[start RECORD SET]
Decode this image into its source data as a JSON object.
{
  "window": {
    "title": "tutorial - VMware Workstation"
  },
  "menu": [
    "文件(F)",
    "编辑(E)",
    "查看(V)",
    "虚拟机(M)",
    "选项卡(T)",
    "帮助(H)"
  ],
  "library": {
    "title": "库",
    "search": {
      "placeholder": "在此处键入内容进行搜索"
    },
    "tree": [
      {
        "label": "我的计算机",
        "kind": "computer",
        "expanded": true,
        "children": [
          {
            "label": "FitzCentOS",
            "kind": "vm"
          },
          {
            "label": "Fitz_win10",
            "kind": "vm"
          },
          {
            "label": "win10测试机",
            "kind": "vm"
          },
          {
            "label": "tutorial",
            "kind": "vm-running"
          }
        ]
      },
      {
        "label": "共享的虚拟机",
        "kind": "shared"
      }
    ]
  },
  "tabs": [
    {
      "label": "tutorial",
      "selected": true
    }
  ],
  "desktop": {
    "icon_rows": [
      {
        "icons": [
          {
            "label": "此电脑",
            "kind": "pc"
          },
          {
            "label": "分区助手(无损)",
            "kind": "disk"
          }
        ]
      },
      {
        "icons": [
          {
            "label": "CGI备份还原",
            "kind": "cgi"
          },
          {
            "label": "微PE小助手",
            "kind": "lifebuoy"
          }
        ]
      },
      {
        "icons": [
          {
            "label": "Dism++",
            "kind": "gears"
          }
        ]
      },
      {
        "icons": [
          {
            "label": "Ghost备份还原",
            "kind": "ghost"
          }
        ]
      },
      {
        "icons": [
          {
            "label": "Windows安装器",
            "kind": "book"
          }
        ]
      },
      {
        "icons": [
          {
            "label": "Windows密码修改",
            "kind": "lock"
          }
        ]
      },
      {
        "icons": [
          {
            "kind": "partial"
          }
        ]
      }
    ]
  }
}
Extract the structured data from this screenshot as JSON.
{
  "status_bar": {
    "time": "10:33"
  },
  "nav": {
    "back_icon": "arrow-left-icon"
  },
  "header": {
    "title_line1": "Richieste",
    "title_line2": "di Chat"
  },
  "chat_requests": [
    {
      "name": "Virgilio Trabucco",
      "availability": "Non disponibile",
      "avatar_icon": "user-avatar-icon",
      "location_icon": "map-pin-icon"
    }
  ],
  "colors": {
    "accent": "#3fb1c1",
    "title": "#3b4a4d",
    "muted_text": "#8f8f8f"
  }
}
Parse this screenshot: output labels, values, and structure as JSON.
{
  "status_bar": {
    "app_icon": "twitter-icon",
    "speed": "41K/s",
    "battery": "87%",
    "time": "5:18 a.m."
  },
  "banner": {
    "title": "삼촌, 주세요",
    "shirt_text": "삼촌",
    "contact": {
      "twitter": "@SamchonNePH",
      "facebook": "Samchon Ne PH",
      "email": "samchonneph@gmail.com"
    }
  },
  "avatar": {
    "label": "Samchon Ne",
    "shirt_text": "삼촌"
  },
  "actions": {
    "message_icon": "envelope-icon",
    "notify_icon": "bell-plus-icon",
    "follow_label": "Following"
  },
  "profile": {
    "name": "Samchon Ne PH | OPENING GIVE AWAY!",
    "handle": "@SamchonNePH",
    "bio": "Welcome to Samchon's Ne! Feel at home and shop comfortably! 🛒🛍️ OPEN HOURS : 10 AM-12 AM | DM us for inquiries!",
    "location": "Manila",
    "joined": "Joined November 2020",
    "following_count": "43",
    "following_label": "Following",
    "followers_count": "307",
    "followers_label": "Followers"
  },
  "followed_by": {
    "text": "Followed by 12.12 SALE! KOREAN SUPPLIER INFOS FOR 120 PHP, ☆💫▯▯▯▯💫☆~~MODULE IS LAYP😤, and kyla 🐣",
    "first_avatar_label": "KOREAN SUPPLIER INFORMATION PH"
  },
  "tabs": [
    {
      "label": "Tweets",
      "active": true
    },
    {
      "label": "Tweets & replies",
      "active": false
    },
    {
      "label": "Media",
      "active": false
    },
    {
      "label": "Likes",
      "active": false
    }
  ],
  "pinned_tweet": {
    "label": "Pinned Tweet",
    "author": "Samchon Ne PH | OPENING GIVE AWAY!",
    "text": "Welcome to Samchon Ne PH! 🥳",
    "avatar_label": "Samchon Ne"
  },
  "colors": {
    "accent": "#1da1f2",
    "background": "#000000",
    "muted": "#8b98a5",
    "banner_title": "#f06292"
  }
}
[end RECORD SET]
▸ SHORT EXERCISE
Each entry is to be returned in full, character for character.

▸ ANSWER TO THE PROBLEM
Decode this image into its source data as a JSON object.
{
  "window": {
    "title": "tutorial - VMware Workstation"
  },
  "menu": [
    "文件(F)",
    "编辑(E)",
    "查看(V)",
    "虚拟机(M)",
    "选项卡(T)",
    "帮助(H)"
  ],
  "library": {
    "title": "库",
    "search": {
      "placeholder": "在此处键入内容进行搜索"
    },
    "tree": [
      {
        "label": "我的计算机",
        "kind": "computer",
        "expanded": true,
        "children": [
          {
            "label": "FitzCentOS",
            "kind": "vm"
          },
          {
            "label": "Fitz_win10",
            "kind": "vm"
          },
          {
            "label": "win10测试机",
            "kind": "vm"
          },
          {
            "label": "tutorial",
            "kind": "vm-running"
          }
        ]
      },
      {
        "label": "共享的虚拟机",
        "kind": "shared"
      }
    ]
  },
  "tabs": [
    {
      "label": "tutorial",
      "selected": true
    }
  ],
  "desktop": {
    "icon_rows": [
      {
        "icons": [
          {
            "label": "此电脑",
            "kind": "pc"
          },
          {
            "label": "分区助手(无损)",
            "kind": "disk"
          }
        ]
      },
      {
        "icons": [
          {
            "label": "CGI备份还原",
            "kind": "cgi"
          },
          {
            "label": "微PE小助手",
            "kind": "lifebuoy"
          }
        ]
      },
      {
        "icons": [
          {
            "label": "Dism++",
            "kind": "gears"
          }
        ]
      },
      {
        "icons": [
          {
            "label": "Ghost备份还原",
            "kind": "ghost"
          }
        ]
      },
      {
        "icons": [
          {
            "label": "Windows安装器",
            "kind": "book"
          }
        ]
      },
      {
        "icons": [
          {
            "label": "Windows密码修改",
            "kind": "lock"
          }
        ]
      },
      {
        "icons": [
          {
            "kind": "partial"
          }
        ]
      }
    ]
  }
}
Extract the structured data from this screenshot as JSON.
{
  "status_bar": {
    "time": "10:33"
  },
  "nav": {
    "back_icon": "arrow-left-icon"
  },
  "header": {
    "title_line1": "Richieste",
    "title_line2": "di Chat"
  },
  "chat_requests": [
    {
      "name": "Virgilio Trabucco",
      "availability": "Non disponibile",
      "avatar_icon": "user-avatar-icon",
      "location_icon": "map-pin-icon"
    }
  ],
  "colors": {
    "accent": "#3fb1c1",
    "title": "#3b4a4d",
    "muted_text": "#8f8f8f"
  }
}
Parse this screenshot: output labels, values, and structure as JSON.
{
  "status_bar": {
    "app_icon": "twitter-icon",
    "speed": "41K/s",
    "battery": "87%",
    "time": "5:18 a.m."
  },
  "banner": {
    "title": "삼촌, 주세요",
    "shirt_text": "삼촌",
    "contact": {
      "twitter": "@SamchonNePH",
      "facebook": "Samchon Ne PH",
      "email": "samchonneph@gmail.com"
    }
  },
  "avatar": {
    "label": "Samchon Ne",
    "shirt_text": "삼촌"
  },
  "actions": {
    "message_icon": "envelope-icon",
    "notify_icon": "bell-plus-icon",
    "follow_label": "Following"
  },
  "profile": {
    "name": "Samchon Ne PH | OPENING GIVE AWAY!",
    "handle": "@SamchonNePH",
    "bio": "Welcome to Samchon's Ne! Feel at home and shop comfortably! 🛒🛍️ OPEN HOURS : 10 AM-12 AM | DM us for inquiries!",
    "location": "Manila",
    "joined": "Joined November 2020",
    "following_count": "43",
    "following_label": "Following",
    "followers_count": "307",
    "followers_label": "Followers"
  },
  "followed_by": {
    "text": "Followed by 12.12 SALE! KOREAN SUPPLIER INFOS FOR 120 PHP, ☆💫▯▯▯▯💫☆~~MODULE IS LAYP😤, and kyla 🐣",
    "first_avatar_label": "KOREAN SUPPLIER INFORMATION PH"
  },
  "tabs": [
    {
      "label": "Tweets",
      "active": true
    },
    {
      "label": "Tweets & replies",
      "active": false
    },
    {
      "label": "Media",
      "active": false
    },
    {
      "label": "Likes",
      "active": false
    }
  ],
  "pinned_tweet": {
    "label": "Pinned Tweet",
    "author": "Samchon Ne PH | OPENING GIVE AWAY!",
    "text": "Welcome to Samchon Ne PH! 🥳",
    "avatar_label": "Samchon Ne"
  },
  "colors": {
    "accent": "#1da1f2",
    "background": "#000000",
    "muted": "#8b98a5",
    "banner_title": "#f06292"
  }
}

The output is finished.